**Exercise requirements**
Retype each record below word for word. Leave the pictures out.

**Extracted material**
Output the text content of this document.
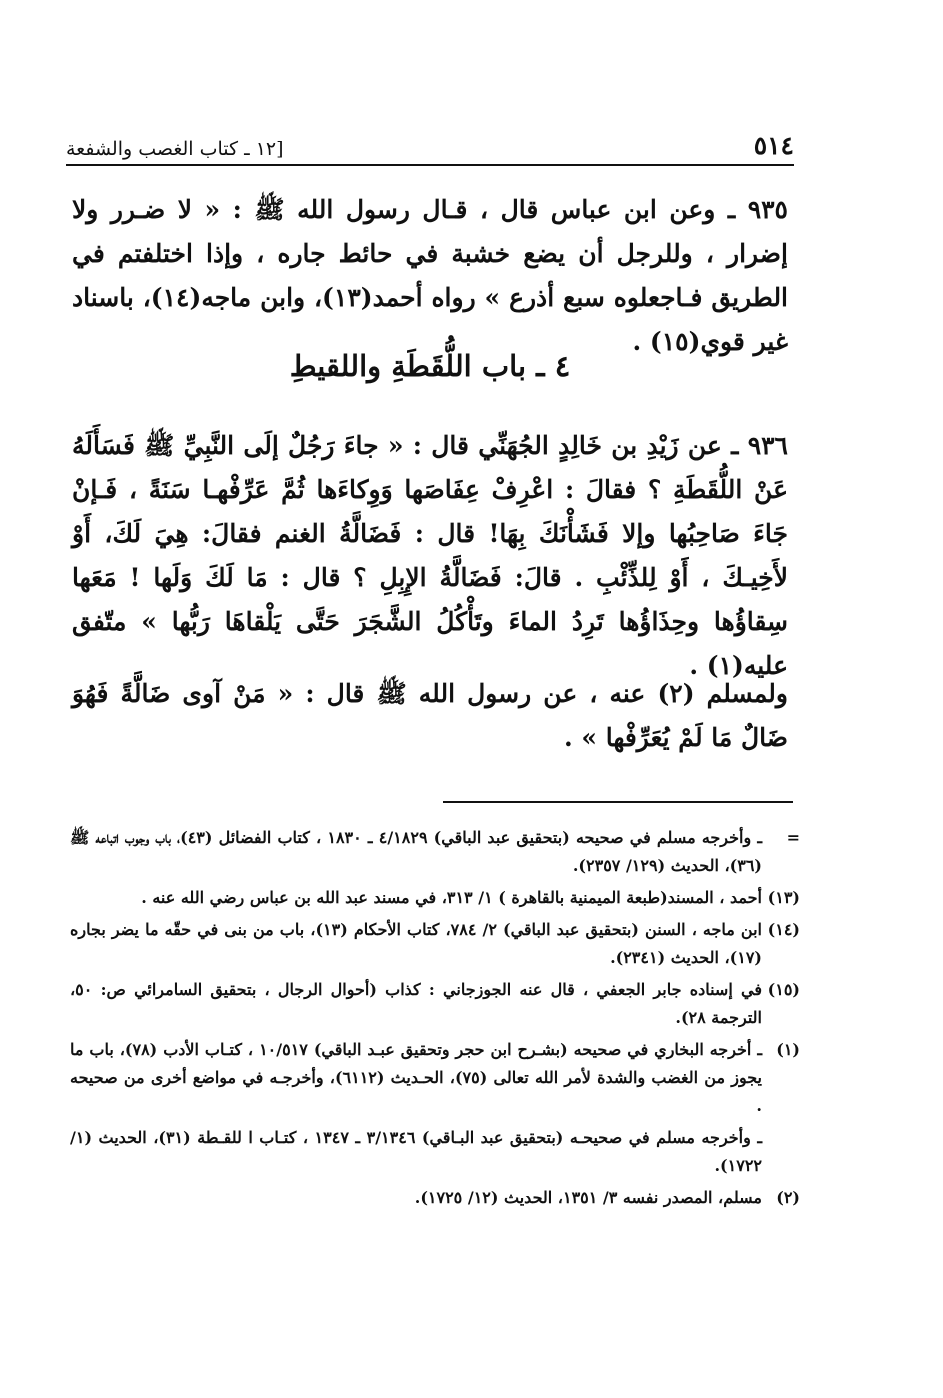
٥١٤
[١٢ ـ كتاب الغصب والشفعة
٩٣٥ ـ وعن ابن عباس قال ، قـال رسول الله ﷺ : « لا ضـرر ولا إضرار ، وللرجل أن يضع خشبة في حائط جاره ، وإذا اختلفتم في الطريق فـاجعلوه سبع أذرع » رواه أحمد(١٣)، وابن ماجه(١٤)، باسناد غير قوي(١٥) .
٤ ـ باب اللُّقَطَةِ واللقيطِ
٩٣٦ ـ عن زَيْدِ بن خَالِدٍ الجُهَنِّي قال : « جاءَ رَجُلٌ إلَى النَّبِيِّ ﷺ فَسَأَلَهُ عَنْ اللُّقَطَةِ ؟ فقالَ : اعْرِفْ عِفَاصَها وَوِكاءَها ثُمَّ عَرِّفْهـا سَنَةً ، فَـإنْ جَاءَ صَاحِبُها وإلا فَشَأْنَكَ بِهَا! قال : فَضَالَّةُ الغنم فقالَ: هِيَ لَكَ، أَوْ لأَخِيـكَ ، أَوْ لِلذِّئْبِ . قالَ: فَضَالَّةُ الإِبِلِ ؟ قال : مَا لَكَ وَلَها ! مَعَها سِقاؤُها وحِذَاؤُها تَرِدُ الماءَ وتَأْكُلُ الشَّجَرَ حَتَّى يَلْقاهَا رَبُّها » متّفق عليه(١) .
ولمسلم (٢) عنه ، عن رسول الله ﷺ قال : « مَنْ آوى ضَالَّةً فَهُوَ ضَالٌ مَا لَمْ يُعَرِّفْها » .
=
ـ وأخرجه مسلم في صحيحه (بتحقيق عبد الباقي) ٤/١٨٢٩ ـ ١٨٣٠ ، كتاب الفضائل (٤٣)، باب وجوب اتباعه ﷺ (٣٦)، الحديث (١٢٩/ ٢٣٥٧).
(١٣)
أحمد ، المسند(طبعة الميمنية بالقاهرة ) ١/ ٣١٣، في مسند عبد الله بن عباس رضي الله عنه .
(١٤)
ابن ماجه ، السنن (بتحقيق عبد الباقي) ٢/ ٧٨٤، كتاب الأحكام (١٣)، باب من بنى في حقّه ما يضر بجاره (١٧)، الحديث (٢٣٤١).
(١٥)
في إسناده جابر الجعفي ، قال عنه الجوزجاني : كذاب (أحوال الرجال ، بتحقيق السامرائي ص: ٥٠، الترجمة ٢٨).
(١)
ـ أخرجه البخاري في صحيحه (بشـرح ابن حجر وتحقيق عبـد الباقي) ١٠/٥١٧ ، كتـاب الأدب (٧٨)، باب ما يجوز من الغضب والشدة لأمر الله تعالى (٧٥)، الحـديث (٦١١٢)، وأخرجـه في مواضع أخرى من صحيحه .
ـ وأخرجه مسلم في صحيحـه (بتحقيق عبد البـاقي) ٣/١٣٤٦ ـ ١٣٤٧ ، كتـاب ا للقـطة (٣١)، الحديث (١/ ١٧٢٢).
(٢)
مسلم، المصدر نفسه ٣/ ١٣٥١، الحديث (١٢/ ١٧٢٥).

**Right answer**
Output the text content of this document.
٥١٤
[١٢ ـ كتاب الغصب والشفعة
٩٣٥ ـ وعن ابن عباس قال ، قـال رسول الله ﷺ : « لا ضـرر ولا إضرار ، وللرجل أن يضع خشبة في حائط جاره ، وإذا اختلفتم في الطريق فـاجعلوه سبع أذرع » رواه أحمد(١٣)، وابن ماجه(١٤)، باسناد غير قوي(١٥) .
٤ ـ باب اللُّقَطَةِ واللقيطِ
٩٣٦ ـ عن زَيْدِ بن خَالِدٍ الجُهَنِّي قال : « جاءَ رَجُلٌ إلَى النَّبِيِّ ﷺ فَسَأَلَهُ عَنْ اللُّقَطَةِ ؟ فقالَ : اعْرِفْ عِفَاصَها وَوِكاءَها ثُمَّ عَرِّفْهـا سَنَةً ، فَـإنْ جَاءَ صَاحِبُها وإلا فَشَأْنَكَ بِهَا! قال : فَضَالَّةُ الغنم فقالَ: هِيَ لَكَ، أَوْ لأَخِيـكَ ، أَوْ لِلذِّئْبِ . قالَ: فَضَالَّةُ الإِبِلِ ؟ قال : مَا لَكَ وَلَها ! مَعَها سِقاؤُها وحِذَاؤُها تَرِدُ الماءَ وتَأْكُلُ الشَّجَرَ حَتَّى يَلْقاهَا رَبُّها » متّفق عليه(١) .
ولمسلم (٢) عنه ، عن رسول الله ﷺ قال : « مَنْ آوى ضَالَّةً فَهُوَ ضَالٌ مَا لَمْ يُعَرِّفْها » .
=
ـ وأخرجه مسلم في صحيحه (بتحقيق عبد الباقي) ٤/١٨٢٩ ـ ١٨٣٠ ، كتاب الفضائل (٤٣)، باب وجوب اتباعه ﷺ (٣٦)، الحديث (١٢٩/ ٢٣٥٧).
(١٣)
أحمد ، المسند(طبعة الميمنية بالقاهرة ) ١/ ٣١٣، في مسند عبد الله بن عباس رضي الله عنه .
(١٤)
ابن ماجه ، السنن (بتحقيق عبد الباقي) ٢/ ٧٨٤، كتاب الأحكام (١٣)، باب من بنى في حقّه ما يضر بجاره (١٧)، الحديث (٢٣٤١).
(١٥)
في إسناده جابر الجعفي ، قال عنه الجوزجاني : كذاب (أحوال الرجال ، بتحقيق السامرائي ص: ٥٠، الترجمة ٢٨).
(١)
ـ أخرجه البخاري في صحيحه (بشـرح ابن حجر وتحقيق عبـد الباقي) ١٠/٥١٧ ، كتـاب الأدب (٧٨)، باب ما يجوز من الغضب والشدة لأمر الله تعالى (٧٥)، الحـديث (٦١١٢)، وأخرجـه في مواضع أخرى من صحيحه .
ـ وأخرجه مسلم في صحيحـه (بتحقيق عبد البـاقي) ٣/١٣٤٦ ـ ١٣٤٧ ، كتـاب ا للقـطة (٣١)، الحديث (١/ ١٧٢٢).
(٢)
مسلم، المصدر نفسه ٣/ ١٣٥١، الحديث (١٢/ ١٧٢٥).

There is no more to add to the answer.